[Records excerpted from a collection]
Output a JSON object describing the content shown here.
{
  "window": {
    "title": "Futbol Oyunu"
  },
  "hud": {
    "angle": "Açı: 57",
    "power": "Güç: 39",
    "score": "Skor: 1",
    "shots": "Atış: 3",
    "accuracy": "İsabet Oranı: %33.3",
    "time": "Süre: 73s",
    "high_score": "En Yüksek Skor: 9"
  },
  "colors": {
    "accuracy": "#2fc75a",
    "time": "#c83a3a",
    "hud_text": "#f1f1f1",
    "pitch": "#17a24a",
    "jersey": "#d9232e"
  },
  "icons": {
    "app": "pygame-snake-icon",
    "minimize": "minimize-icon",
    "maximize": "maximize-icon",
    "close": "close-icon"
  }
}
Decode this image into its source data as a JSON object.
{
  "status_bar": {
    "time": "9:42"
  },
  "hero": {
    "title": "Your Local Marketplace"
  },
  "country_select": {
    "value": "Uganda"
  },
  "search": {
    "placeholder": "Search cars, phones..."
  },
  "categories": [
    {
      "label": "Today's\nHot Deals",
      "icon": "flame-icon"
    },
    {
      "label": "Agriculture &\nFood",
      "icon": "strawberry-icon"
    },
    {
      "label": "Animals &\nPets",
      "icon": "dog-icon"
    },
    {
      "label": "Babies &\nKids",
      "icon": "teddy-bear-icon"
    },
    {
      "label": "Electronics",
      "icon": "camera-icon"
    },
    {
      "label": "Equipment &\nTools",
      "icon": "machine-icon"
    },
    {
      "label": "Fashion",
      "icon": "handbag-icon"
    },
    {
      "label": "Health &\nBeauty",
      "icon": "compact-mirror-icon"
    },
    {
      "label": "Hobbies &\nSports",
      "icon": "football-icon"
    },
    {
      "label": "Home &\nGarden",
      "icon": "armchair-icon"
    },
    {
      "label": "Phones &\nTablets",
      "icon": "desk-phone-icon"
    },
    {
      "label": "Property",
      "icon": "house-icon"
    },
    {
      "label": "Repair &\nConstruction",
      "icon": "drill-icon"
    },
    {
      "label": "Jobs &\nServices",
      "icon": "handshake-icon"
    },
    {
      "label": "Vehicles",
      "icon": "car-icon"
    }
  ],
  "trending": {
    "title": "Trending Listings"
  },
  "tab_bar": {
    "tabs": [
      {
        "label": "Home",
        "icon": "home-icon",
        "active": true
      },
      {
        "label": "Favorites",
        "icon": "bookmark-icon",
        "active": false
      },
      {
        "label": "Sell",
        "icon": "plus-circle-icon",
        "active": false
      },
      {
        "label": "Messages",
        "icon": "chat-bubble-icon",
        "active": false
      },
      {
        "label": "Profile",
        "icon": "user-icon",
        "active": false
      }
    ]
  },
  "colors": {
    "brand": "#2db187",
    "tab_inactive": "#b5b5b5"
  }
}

Given instruction:
Where a line holds "object", copy it out.

Written answer:
Output a JSON object describing the content shown here.
Decode this image into its source data as a JSON object.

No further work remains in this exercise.